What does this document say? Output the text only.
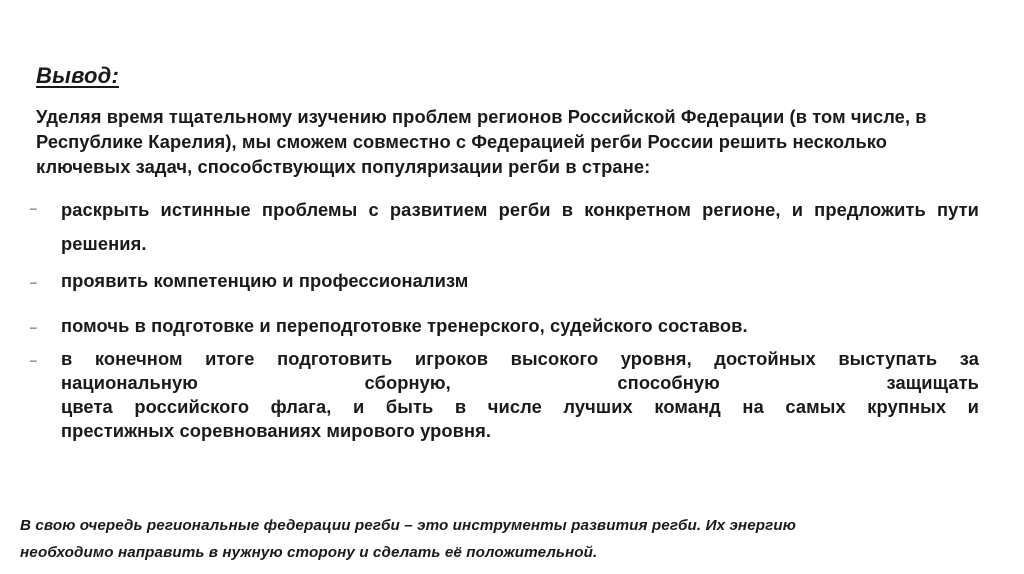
Вывод:
Уделяя время тщательному изучению проблем регионов Российской Федерации (в том числе, в Республике Карелия), мы сможем совместно с Федерацией регби России решить несколько ключевых задач, способствующих популяризации регби в стране:
– раскрыть истинные проблемы с развитием регби в конкретном регионе, и предложить пути решения.
– проявить компетенцию и профессионализм
– помочь в подготовке и переподготовке тренерского, судейского составов.
– в конечном итоге подготовить игроков высокого уровня, достойных выступать за
национальную сборную, способную защищать
цвета российского флага, и быть в числе лучших команд на самых крупных и
престижных соревнованиях мирового уровня.
В свою очередь региональные федерации регби – это инструменты развития регби. Их энергию
необходимо направить в нужную сторону и сделать её положительной.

+ + + +

**EXERCISE DESCRIPTION**
Exclude the pictures and repeat every other part of the records word for word.

**ANSWER TO THIS TASK**
What does this document say? Output the text only.
Вывод:
Уделяя время тщательному изучению проблем регионов Российской Федерации (в том числе, в Республике Карелия), мы сможем совместно с Федерацией регби России решить несколько ключевых задач, способствующих популяризации регби в стране:
– раскрыть истинные проблемы с развитием регби в конкретном регионе, и предложить пути решения.
– проявить компетенцию и профессионализм
– помочь в подготовке и переподготовке тренерского, судейского составов.
– в конечном итоге подготовить игроков высокого уровня, достойных выступать за
национальную сборную, способную защищать
цвета российского флага, и быть в числе лучших команд на самых крупных и
престижных соревнованиях мирового уровня.
В свою очередь региональные федерации регби – это инструменты развития регби. Их энергию
необходимо направить в нужную сторону и сделать её положительной.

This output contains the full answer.